Records that describe figures:
(begin)

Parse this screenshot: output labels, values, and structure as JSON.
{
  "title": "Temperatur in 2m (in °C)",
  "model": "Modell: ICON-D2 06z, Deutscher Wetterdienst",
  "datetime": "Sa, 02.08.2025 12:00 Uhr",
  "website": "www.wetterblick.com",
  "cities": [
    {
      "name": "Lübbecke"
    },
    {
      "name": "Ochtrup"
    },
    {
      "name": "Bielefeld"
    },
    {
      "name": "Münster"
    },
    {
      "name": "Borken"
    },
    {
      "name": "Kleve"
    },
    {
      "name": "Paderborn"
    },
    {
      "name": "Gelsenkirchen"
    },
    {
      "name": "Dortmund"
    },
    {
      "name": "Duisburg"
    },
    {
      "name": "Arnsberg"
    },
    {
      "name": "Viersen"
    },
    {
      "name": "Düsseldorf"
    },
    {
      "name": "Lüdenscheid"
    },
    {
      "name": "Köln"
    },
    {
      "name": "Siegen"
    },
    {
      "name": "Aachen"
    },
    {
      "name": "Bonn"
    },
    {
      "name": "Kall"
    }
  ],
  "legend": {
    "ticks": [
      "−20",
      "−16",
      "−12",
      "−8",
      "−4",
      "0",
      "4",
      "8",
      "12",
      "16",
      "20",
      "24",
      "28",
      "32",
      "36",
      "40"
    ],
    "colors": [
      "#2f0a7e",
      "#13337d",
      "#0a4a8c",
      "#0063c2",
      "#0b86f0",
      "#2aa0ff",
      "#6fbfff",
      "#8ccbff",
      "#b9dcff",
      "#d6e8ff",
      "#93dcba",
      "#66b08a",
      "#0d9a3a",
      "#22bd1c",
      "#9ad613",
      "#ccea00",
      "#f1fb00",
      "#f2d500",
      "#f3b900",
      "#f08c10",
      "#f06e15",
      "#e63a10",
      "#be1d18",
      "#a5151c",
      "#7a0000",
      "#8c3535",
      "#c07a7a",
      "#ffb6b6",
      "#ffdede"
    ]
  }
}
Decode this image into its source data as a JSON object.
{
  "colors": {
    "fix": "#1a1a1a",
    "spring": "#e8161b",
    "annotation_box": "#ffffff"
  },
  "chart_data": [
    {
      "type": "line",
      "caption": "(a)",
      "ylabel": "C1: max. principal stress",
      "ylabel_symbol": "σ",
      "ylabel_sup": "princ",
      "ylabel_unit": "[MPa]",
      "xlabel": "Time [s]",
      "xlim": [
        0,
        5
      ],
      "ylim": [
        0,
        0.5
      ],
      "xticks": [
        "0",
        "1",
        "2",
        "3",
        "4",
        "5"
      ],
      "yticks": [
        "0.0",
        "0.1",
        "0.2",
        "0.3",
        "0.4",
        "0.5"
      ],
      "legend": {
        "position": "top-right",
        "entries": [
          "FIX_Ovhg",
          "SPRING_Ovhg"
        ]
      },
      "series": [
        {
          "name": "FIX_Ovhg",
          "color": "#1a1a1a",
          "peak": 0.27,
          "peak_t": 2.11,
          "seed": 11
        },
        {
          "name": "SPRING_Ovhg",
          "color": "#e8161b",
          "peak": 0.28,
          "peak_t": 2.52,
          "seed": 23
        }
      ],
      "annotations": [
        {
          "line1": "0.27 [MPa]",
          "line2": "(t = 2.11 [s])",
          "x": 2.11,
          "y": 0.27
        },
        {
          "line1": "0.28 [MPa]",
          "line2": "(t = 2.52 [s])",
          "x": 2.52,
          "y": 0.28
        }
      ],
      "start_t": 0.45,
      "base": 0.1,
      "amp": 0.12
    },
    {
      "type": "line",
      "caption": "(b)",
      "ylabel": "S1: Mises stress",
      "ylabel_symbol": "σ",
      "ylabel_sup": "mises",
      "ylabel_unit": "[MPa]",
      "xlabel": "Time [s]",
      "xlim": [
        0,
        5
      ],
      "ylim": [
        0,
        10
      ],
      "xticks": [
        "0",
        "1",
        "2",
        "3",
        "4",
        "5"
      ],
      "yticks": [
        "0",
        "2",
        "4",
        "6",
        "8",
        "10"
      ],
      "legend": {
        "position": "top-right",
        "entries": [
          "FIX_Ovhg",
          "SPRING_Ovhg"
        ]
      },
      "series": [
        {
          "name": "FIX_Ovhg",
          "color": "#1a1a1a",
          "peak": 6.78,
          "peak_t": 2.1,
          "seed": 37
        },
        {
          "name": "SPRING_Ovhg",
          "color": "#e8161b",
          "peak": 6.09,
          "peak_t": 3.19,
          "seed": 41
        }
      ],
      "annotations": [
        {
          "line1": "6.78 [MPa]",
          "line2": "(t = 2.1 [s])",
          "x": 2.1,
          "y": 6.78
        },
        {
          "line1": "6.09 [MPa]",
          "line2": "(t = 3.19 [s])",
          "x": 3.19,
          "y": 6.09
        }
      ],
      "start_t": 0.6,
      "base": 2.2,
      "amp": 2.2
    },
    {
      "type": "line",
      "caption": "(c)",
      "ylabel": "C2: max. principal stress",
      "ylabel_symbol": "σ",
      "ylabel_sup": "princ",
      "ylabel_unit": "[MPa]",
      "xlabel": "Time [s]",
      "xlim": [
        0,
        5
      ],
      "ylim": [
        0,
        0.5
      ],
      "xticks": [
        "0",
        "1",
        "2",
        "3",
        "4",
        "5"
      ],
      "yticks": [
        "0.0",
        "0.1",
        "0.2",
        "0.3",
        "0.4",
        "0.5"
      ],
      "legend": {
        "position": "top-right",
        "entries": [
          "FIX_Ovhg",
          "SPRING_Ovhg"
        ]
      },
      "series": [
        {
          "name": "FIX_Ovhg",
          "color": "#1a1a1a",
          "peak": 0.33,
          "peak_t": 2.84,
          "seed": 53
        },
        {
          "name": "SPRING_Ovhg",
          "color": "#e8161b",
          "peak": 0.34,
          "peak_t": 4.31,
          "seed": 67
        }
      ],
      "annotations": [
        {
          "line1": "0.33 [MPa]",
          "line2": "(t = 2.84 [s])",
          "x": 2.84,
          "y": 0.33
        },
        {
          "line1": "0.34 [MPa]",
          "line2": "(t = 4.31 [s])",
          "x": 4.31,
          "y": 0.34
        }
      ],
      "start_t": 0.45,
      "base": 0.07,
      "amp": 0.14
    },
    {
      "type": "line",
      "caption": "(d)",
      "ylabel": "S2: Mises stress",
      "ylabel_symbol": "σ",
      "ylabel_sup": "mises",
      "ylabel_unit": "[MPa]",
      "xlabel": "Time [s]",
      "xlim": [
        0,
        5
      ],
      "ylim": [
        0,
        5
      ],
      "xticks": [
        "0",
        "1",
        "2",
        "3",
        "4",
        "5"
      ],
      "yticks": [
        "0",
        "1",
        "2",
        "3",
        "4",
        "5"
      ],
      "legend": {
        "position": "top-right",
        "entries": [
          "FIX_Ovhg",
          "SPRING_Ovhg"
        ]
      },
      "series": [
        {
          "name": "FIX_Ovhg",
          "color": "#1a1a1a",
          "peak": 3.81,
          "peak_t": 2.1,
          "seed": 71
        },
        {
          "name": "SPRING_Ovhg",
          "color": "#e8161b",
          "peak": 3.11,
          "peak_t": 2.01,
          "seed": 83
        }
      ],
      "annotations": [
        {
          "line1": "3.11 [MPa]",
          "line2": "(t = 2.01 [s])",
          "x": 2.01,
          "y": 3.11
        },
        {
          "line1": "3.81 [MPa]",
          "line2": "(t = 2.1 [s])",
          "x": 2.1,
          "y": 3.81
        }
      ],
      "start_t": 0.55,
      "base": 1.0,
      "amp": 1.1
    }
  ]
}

(end)

Task goal: Only the number is wanted: count the lines of the records that hold the word "JSON".

Written response: 2